Exercise brief
Check each line of the records below for the word "Output" and copy those where it appears.

————

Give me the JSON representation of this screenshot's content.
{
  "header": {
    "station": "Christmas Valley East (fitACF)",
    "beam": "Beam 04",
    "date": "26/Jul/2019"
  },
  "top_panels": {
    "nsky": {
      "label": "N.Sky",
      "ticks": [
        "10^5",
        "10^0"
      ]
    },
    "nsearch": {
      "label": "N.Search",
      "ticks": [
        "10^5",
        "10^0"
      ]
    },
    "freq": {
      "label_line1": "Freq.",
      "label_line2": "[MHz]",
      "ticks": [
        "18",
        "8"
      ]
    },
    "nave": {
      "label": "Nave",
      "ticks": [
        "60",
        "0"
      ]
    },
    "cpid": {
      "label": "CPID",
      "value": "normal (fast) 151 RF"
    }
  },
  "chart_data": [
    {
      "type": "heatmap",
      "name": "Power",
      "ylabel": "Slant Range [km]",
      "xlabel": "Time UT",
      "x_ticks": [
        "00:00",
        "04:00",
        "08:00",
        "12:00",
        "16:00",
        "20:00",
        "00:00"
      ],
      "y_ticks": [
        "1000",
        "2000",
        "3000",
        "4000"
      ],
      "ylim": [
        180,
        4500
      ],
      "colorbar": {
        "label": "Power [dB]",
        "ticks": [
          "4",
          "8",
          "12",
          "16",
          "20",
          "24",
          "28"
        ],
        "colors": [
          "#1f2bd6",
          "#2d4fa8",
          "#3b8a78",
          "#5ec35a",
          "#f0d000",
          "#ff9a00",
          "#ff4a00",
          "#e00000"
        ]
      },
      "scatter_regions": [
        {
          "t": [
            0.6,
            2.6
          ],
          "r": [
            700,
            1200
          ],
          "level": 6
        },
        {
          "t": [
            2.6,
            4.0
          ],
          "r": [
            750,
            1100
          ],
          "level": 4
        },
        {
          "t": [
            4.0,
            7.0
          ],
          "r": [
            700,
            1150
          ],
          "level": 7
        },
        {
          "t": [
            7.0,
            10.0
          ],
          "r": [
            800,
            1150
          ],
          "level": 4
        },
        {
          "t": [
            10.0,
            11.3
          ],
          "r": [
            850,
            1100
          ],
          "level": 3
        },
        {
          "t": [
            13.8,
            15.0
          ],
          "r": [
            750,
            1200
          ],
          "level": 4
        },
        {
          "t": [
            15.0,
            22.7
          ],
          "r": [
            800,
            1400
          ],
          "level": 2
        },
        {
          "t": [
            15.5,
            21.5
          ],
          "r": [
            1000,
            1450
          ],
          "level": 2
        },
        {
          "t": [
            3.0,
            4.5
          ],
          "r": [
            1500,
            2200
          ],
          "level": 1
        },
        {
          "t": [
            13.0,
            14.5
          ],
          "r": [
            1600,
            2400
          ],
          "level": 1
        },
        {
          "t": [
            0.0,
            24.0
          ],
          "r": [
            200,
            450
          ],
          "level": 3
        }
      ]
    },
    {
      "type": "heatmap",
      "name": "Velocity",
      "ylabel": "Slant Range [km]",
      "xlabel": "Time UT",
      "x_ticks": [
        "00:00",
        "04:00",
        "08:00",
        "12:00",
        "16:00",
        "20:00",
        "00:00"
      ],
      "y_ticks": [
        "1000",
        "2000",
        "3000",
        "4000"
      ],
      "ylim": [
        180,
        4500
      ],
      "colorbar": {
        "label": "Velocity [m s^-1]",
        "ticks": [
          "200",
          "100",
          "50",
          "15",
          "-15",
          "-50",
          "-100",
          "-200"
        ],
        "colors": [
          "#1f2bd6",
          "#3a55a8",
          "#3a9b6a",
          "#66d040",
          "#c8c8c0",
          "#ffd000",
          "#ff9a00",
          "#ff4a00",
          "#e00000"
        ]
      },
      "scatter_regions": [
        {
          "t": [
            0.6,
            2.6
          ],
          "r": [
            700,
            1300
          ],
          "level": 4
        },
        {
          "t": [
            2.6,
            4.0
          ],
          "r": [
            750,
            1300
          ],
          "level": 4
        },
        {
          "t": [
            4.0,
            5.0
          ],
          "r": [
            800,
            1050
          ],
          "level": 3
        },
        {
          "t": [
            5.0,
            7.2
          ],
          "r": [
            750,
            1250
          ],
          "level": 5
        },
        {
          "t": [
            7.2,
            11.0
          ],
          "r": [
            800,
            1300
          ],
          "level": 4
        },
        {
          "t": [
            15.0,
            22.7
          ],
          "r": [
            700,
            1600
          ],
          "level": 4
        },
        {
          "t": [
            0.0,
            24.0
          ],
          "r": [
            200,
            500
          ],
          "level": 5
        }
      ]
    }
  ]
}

————

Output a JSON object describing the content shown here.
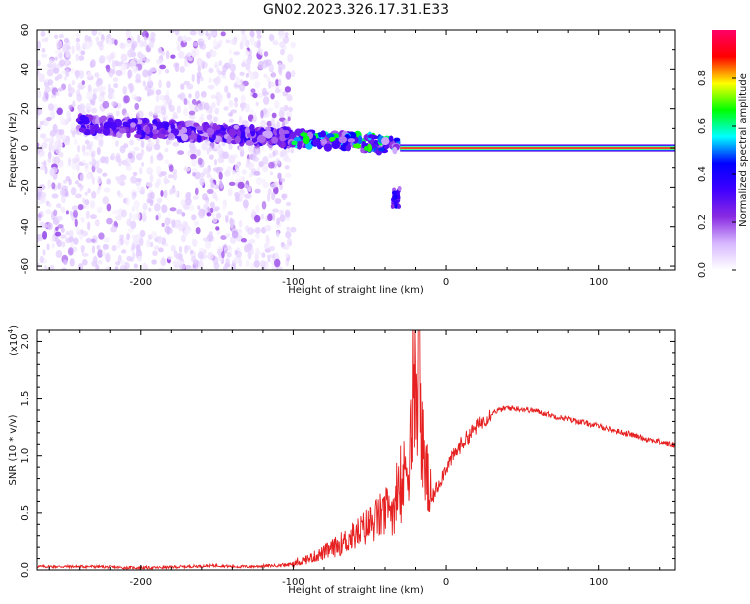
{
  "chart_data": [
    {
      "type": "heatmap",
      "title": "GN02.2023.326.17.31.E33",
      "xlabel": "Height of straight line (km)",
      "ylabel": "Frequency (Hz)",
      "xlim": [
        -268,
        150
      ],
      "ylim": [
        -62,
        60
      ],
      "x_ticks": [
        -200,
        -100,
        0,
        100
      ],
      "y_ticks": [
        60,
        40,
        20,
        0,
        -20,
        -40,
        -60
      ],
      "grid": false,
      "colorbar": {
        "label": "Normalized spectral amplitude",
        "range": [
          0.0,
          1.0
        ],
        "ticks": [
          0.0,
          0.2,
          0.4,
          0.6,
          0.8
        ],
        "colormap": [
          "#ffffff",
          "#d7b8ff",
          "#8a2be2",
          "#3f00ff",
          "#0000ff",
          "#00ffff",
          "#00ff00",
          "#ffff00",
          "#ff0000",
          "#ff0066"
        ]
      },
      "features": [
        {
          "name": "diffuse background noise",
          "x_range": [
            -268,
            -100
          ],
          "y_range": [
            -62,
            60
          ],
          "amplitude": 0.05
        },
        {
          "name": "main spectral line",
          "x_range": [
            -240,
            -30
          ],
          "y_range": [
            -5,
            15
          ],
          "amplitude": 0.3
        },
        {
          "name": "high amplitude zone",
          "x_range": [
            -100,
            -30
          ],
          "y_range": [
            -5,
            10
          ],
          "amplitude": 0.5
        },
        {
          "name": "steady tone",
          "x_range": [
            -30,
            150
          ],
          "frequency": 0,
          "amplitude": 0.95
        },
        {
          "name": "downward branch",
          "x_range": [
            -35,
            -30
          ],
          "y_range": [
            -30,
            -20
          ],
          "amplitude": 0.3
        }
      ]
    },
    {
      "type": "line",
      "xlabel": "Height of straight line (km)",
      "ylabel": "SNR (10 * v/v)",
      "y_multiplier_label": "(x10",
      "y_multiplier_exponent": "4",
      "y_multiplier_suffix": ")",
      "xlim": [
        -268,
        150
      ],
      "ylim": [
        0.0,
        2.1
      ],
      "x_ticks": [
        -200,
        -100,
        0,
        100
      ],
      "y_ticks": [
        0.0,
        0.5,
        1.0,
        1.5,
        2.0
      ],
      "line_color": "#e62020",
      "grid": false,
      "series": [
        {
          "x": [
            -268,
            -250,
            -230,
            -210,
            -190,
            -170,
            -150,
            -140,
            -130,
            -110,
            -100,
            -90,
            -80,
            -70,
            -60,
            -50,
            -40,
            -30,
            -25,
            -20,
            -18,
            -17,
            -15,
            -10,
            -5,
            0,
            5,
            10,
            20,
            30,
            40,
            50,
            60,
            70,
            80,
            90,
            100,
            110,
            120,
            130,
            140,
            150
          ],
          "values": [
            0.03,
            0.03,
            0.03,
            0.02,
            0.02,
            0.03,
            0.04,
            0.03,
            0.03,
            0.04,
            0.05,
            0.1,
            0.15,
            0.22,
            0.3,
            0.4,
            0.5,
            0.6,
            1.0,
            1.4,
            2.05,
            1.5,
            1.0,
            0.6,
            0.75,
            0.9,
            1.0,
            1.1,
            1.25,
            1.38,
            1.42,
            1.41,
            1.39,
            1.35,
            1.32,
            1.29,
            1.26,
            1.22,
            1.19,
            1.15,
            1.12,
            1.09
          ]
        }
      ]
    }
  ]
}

————

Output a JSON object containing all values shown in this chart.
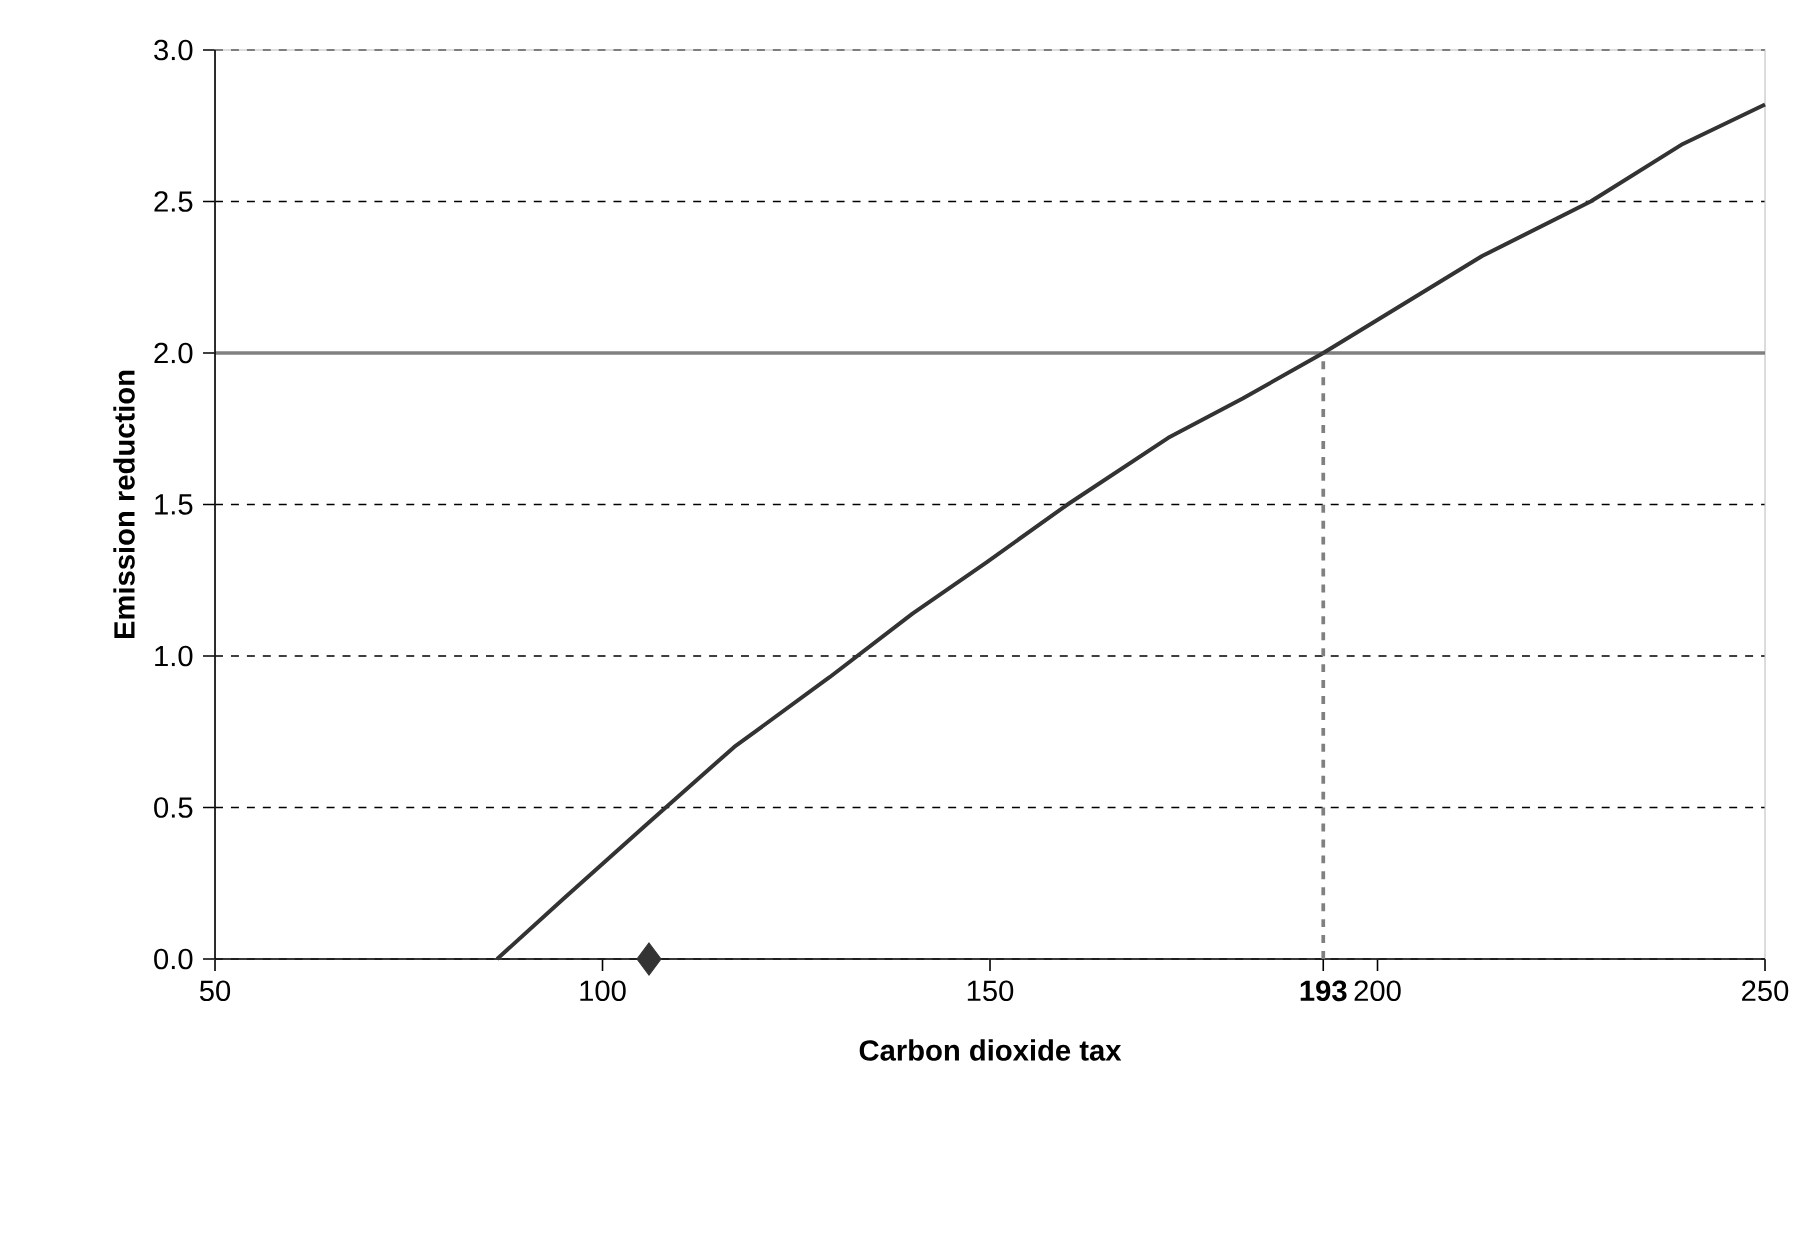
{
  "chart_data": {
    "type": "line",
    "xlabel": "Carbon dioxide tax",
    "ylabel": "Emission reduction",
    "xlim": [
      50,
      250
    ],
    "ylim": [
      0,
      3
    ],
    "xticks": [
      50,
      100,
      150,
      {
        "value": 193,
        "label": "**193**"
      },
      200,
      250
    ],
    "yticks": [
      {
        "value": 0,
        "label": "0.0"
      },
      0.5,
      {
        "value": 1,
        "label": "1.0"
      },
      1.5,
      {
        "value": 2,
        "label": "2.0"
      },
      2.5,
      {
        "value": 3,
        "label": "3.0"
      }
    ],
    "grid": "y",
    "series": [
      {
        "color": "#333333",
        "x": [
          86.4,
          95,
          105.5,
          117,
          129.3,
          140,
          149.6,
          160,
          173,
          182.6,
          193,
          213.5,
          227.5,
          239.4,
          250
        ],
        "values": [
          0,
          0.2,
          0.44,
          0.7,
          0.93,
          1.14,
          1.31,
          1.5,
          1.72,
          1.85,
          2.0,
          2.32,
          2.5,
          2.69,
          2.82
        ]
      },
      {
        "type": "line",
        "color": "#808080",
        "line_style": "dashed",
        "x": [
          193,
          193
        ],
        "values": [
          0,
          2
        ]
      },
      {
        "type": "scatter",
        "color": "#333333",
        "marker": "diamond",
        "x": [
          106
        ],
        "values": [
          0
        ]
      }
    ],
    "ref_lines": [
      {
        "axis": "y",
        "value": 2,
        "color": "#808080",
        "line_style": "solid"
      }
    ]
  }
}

————

Solved problem
Output a JSON object describing the content shown here.
Output a JSON object containing all values shown in this chart.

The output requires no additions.